━━ SOURCE MATERIAL ━━

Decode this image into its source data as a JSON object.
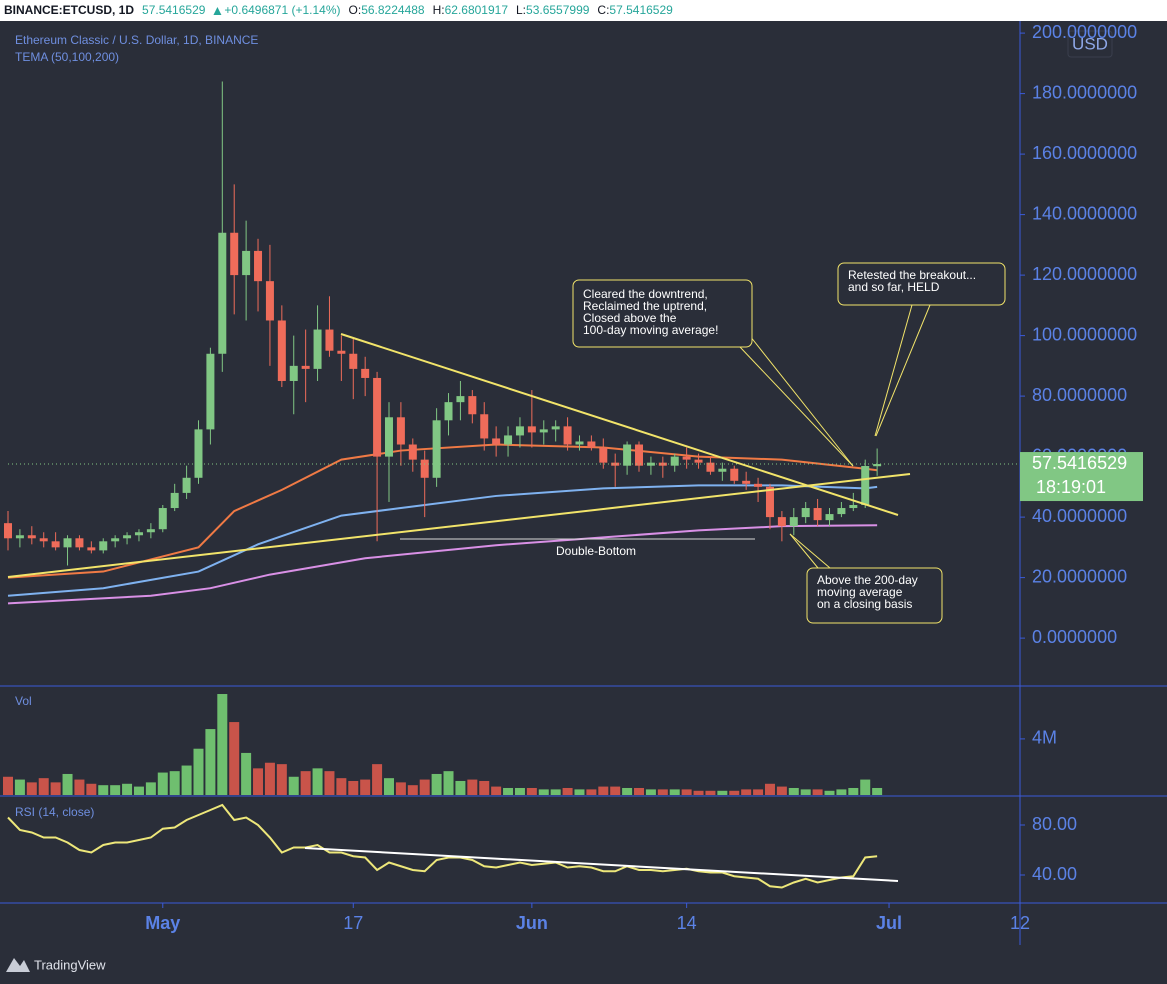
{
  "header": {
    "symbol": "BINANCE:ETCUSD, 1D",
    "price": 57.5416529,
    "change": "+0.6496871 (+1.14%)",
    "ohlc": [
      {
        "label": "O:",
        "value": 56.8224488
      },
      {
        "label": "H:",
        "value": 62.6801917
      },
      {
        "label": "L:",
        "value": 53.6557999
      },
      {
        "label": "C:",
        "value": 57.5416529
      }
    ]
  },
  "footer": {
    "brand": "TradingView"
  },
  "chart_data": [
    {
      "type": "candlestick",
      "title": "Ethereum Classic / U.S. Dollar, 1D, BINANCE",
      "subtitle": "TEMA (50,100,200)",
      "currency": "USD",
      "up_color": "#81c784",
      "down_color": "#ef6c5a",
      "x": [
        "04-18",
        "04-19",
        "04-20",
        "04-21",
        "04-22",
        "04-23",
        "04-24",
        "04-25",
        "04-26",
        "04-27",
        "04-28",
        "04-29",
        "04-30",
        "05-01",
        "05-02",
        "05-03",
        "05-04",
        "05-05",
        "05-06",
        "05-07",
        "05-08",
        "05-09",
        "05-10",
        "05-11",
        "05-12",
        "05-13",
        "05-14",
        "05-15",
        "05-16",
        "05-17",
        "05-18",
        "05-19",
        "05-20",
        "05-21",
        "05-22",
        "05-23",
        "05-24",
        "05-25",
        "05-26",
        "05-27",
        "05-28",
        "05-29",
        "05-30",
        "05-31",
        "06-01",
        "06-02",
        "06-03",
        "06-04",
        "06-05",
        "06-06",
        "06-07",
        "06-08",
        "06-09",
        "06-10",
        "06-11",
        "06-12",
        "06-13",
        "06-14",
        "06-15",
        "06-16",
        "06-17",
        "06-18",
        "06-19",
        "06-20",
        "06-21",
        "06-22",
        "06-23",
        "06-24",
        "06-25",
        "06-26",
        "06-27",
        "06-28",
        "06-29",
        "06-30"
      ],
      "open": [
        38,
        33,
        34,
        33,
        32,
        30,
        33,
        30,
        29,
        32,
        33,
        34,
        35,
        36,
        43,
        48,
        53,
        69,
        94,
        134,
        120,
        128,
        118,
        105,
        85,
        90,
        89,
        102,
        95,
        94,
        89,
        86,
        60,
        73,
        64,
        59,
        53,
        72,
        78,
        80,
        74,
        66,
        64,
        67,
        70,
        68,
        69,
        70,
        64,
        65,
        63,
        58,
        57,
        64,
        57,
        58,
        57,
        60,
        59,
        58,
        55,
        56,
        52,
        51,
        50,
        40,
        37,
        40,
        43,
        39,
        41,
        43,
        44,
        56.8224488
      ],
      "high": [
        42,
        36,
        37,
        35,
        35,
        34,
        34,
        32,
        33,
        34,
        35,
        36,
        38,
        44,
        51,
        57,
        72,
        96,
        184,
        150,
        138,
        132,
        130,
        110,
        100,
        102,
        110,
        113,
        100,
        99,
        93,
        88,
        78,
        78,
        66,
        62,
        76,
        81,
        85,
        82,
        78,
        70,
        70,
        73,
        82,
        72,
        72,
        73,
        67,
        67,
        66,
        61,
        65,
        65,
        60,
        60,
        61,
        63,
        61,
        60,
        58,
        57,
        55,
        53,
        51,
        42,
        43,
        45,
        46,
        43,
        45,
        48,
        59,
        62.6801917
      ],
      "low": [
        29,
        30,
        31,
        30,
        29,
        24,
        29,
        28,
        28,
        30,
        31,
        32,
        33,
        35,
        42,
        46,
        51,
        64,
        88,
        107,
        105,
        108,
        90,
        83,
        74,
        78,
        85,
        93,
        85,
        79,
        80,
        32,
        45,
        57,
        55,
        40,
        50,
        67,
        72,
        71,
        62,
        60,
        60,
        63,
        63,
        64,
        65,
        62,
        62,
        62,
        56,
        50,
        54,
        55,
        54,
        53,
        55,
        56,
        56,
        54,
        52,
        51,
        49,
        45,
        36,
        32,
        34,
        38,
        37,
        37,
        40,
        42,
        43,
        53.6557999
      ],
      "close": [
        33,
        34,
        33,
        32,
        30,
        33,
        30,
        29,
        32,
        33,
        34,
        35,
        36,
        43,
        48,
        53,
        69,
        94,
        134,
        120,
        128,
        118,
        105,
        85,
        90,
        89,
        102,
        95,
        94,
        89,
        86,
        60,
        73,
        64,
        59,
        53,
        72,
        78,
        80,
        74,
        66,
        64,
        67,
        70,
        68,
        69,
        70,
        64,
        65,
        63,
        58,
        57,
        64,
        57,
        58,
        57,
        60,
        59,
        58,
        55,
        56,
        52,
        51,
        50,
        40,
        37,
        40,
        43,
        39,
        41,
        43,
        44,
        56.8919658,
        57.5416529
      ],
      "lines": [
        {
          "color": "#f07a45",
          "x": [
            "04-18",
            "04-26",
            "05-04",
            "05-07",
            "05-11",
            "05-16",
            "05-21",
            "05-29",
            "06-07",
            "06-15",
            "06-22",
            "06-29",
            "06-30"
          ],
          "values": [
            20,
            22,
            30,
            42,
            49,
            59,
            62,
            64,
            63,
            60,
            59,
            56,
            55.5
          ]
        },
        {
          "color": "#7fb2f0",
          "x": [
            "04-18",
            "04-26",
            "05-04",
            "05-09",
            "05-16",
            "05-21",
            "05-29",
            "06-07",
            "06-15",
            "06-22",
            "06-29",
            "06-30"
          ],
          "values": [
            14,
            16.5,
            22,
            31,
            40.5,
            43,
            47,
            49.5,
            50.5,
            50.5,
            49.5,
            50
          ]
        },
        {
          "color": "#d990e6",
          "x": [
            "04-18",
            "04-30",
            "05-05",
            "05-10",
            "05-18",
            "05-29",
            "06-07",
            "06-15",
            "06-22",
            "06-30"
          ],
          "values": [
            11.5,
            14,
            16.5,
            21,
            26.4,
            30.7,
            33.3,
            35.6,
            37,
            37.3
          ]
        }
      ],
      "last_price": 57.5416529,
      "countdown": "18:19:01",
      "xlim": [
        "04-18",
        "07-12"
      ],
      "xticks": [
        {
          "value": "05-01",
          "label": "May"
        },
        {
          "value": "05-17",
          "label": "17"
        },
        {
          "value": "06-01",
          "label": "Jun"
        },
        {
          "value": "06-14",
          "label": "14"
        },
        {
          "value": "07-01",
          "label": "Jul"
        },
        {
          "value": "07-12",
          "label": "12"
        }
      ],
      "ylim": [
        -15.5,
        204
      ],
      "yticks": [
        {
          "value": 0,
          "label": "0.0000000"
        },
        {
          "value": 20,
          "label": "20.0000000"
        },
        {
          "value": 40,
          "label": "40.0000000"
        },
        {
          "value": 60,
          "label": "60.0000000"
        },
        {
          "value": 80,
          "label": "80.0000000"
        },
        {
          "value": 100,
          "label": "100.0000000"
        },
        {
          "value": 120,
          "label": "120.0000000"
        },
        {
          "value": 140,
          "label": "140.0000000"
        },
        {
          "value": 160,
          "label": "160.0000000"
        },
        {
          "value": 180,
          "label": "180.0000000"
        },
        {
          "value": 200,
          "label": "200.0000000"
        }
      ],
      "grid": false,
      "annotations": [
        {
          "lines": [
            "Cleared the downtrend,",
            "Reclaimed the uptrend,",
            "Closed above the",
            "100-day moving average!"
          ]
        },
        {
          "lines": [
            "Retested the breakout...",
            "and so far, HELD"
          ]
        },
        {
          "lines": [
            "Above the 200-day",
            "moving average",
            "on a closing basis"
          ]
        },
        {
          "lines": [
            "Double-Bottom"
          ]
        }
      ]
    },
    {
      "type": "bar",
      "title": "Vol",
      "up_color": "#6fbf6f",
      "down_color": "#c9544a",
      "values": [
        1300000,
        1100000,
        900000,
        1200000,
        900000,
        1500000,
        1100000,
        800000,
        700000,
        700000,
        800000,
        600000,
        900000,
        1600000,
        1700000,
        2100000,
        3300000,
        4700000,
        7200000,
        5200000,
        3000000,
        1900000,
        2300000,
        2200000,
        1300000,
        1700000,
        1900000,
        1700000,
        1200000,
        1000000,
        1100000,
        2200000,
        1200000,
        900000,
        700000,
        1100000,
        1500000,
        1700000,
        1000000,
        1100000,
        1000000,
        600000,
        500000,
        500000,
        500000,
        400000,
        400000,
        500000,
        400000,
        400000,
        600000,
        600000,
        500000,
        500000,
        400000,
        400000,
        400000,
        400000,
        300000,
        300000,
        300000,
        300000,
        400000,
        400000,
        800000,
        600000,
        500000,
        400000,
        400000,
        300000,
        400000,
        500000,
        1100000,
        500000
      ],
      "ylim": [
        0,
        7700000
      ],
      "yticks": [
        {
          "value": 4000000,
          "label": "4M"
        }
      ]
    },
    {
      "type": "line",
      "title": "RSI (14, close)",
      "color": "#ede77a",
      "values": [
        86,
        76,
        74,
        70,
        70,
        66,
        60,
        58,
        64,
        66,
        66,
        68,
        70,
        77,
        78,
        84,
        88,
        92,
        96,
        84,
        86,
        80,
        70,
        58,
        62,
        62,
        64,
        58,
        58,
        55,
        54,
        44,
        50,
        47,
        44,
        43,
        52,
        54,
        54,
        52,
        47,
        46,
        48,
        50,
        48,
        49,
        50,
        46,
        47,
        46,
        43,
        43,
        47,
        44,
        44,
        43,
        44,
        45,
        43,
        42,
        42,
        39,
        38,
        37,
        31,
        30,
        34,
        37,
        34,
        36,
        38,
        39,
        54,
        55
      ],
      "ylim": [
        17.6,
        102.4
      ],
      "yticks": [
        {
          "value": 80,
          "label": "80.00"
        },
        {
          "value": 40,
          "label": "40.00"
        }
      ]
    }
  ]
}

━━━

BRIEF → Say how many lines hold the word "moving", giving the number and nothing else.

FINISHED EXERCISE → 2